Excerpted data Start Marker
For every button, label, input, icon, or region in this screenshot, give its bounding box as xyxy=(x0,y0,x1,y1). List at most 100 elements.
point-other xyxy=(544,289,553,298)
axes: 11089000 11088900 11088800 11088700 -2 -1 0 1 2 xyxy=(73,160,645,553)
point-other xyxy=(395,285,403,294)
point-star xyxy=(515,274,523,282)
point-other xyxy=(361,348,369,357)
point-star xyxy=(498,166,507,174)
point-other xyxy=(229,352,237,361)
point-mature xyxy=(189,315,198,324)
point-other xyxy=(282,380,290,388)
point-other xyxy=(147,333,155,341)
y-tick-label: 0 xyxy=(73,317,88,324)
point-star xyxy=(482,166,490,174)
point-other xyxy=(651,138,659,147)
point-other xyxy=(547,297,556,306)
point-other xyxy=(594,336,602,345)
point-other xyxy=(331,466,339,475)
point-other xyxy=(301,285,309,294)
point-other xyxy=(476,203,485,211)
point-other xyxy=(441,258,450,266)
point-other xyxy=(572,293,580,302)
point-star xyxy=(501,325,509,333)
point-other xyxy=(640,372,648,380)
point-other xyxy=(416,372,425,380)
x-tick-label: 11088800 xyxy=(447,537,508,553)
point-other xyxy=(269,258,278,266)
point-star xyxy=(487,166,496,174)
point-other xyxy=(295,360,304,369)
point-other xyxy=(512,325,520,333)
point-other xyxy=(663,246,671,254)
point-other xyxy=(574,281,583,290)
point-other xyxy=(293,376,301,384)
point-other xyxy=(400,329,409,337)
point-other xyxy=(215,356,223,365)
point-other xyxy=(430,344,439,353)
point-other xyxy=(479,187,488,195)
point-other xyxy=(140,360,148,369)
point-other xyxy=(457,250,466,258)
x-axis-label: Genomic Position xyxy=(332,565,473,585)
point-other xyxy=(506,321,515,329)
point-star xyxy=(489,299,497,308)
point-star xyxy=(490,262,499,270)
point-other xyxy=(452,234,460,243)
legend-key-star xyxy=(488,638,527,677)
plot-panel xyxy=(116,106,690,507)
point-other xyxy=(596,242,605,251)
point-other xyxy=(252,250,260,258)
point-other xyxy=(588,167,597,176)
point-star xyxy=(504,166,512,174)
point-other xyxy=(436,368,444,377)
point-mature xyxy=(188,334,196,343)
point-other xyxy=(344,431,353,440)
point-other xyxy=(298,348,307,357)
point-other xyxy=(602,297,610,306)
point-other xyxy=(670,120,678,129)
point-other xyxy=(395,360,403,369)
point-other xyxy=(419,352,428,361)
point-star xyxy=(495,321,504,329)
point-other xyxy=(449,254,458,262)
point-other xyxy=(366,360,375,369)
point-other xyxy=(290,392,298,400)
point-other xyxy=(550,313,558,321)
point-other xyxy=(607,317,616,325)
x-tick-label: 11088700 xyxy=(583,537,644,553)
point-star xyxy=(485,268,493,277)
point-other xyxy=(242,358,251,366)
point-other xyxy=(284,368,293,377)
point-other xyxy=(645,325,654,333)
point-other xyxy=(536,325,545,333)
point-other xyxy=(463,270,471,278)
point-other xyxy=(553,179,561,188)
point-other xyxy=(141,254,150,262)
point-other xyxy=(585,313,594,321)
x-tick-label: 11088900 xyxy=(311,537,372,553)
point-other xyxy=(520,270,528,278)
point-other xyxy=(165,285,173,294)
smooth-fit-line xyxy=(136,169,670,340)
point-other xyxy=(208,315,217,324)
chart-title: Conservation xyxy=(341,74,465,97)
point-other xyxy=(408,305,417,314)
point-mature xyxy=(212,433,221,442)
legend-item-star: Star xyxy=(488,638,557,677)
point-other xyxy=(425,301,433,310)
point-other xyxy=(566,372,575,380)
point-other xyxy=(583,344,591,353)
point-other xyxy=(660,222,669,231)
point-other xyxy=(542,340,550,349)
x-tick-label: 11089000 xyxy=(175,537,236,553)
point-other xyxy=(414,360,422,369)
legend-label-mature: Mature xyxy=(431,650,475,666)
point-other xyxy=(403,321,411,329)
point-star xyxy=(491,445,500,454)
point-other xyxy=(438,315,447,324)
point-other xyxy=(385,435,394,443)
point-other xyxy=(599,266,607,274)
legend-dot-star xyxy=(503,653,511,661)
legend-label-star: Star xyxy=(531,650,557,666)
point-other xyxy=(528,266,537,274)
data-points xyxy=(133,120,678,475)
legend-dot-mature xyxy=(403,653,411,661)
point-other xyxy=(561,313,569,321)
Excerpted data End Marker
• **Task statement**
Each record shown above must be reproduced exactly.

• **Answer space**
For every button, label, input, icon, or region in this screenshot, give its bounding box as xyxy=(x0,y0,x1,y1). List at most 100 elements.
point-other xyxy=(544,289,553,298)
axes: 11089000 11088900 11088800 11088700 -2 -1 0 1 2 xyxy=(73,160,645,553)
point-other xyxy=(395,285,403,294)
point-star xyxy=(515,274,523,282)
point-other xyxy=(361,348,369,357)
point-star xyxy=(498,166,507,174)
point-other xyxy=(229,352,237,361)
point-mature xyxy=(189,315,198,324)
point-other xyxy=(282,380,290,388)
point-other xyxy=(147,333,155,341)
y-tick-label: 0 xyxy=(73,317,88,324)
point-star xyxy=(482,166,490,174)
point-other xyxy=(651,138,659,147)
point-other xyxy=(547,297,556,306)
point-other xyxy=(594,336,602,345)
point-other xyxy=(331,466,339,475)
point-other xyxy=(301,285,309,294)
point-other xyxy=(476,203,485,211)
point-other xyxy=(441,258,450,266)
point-other xyxy=(572,293,580,302)
point-star xyxy=(501,325,509,333)
point-other xyxy=(640,372,648,380)
point-other xyxy=(416,372,425,380)
x-tick-label: 11088800 xyxy=(447,537,508,553)
point-other xyxy=(269,258,278,266)
point-star xyxy=(487,166,496,174)
point-other xyxy=(295,360,304,369)
point-other xyxy=(512,325,520,333)
point-other xyxy=(663,246,671,254)
point-other xyxy=(574,281,583,290)
point-other xyxy=(293,376,301,384)
point-other xyxy=(400,329,409,337)
point-other xyxy=(215,356,223,365)
point-other xyxy=(430,344,439,353)
point-other xyxy=(479,187,488,195)
point-other xyxy=(140,360,148,369)
point-other xyxy=(457,250,466,258)
x-axis-label: Genomic Position xyxy=(332,565,473,585)
point-other xyxy=(506,321,515,329)
point-star xyxy=(489,299,497,308)
point-star xyxy=(490,262,499,270)
point-other xyxy=(452,234,460,243)
legend-key-star xyxy=(488,638,527,677)
plot-panel xyxy=(116,106,690,507)
point-other xyxy=(596,242,605,251)
point-other xyxy=(252,250,260,258)
point-other xyxy=(588,167,597,176)
point-star xyxy=(504,166,512,174)
point-other xyxy=(436,368,444,377)
point-mature xyxy=(188,334,196,343)
point-other xyxy=(344,431,353,440)
point-other xyxy=(298,348,307,357)
point-other xyxy=(602,297,610,306)
point-other xyxy=(670,120,678,129)
point-other xyxy=(395,360,403,369)
point-other xyxy=(419,352,428,361)
point-star xyxy=(495,321,504,329)
point-other xyxy=(449,254,458,262)
point-other xyxy=(366,360,375,369)
point-other xyxy=(290,392,298,400)
point-other xyxy=(550,313,558,321)
point-other xyxy=(607,317,616,325)
x-tick-label: 11088700 xyxy=(583,537,644,553)
point-star xyxy=(485,268,493,277)
point-other xyxy=(242,358,251,366)
point-other xyxy=(284,368,293,377)
point-other xyxy=(645,325,654,333)
point-other xyxy=(536,325,545,333)
point-other xyxy=(463,270,471,278)
point-other xyxy=(553,179,561,188)
point-other xyxy=(141,254,150,262)
point-other xyxy=(585,313,594,321)
x-tick-label: 11088900 xyxy=(311,537,372,553)
point-other xyxy=(520,270,528,278)
point-other xyxy=(165,285,173,294)
smooth-fit-line xyxy=(136,169,670,340)
point-other xyxy=(208,315,217,324)
chart-title: Conservation xyxy=(341,74,465,97)
point-other xyxy=(408,305,417,314)
point-mature xyxy=(212,433,221,442)
legend-item-star: Star xyxy=(488,638,557,677)
point-other xyxy=(425,301,433,310)
point-other xyxy=(566,372,575,380)
point-other xyxy=(583,344,591,353)
point-other xyxy=(660,222,669,231)
point-other xyxy=(542,340,550,349)
x-tick-label: 11089000 xyxy=(175,537,236,553)
point-other xyxy=(414,360,422,369)
legend-label-mature: Mature xyxy=(431,650,475,666)
point-other xyxy=(403,321,411,329)
point-star xyxy=(491,445,500,454)
point-other xyxy=(438,315,447,324)
point-other xyxy=(385,435,394,443)
point-other xyxy=(599,266,607,274)
legend-dot-star xyxy=(503,653,511,661)
legend-label-star: Star xyxy=(531,650,557,666)
point-other xyxy=(528,266,537,274)
data-points xyxy=(133,120,678,475)
legend-dot-mature xyxy=(403,653,411,661)
point-other xyxy=(561,313,569,321)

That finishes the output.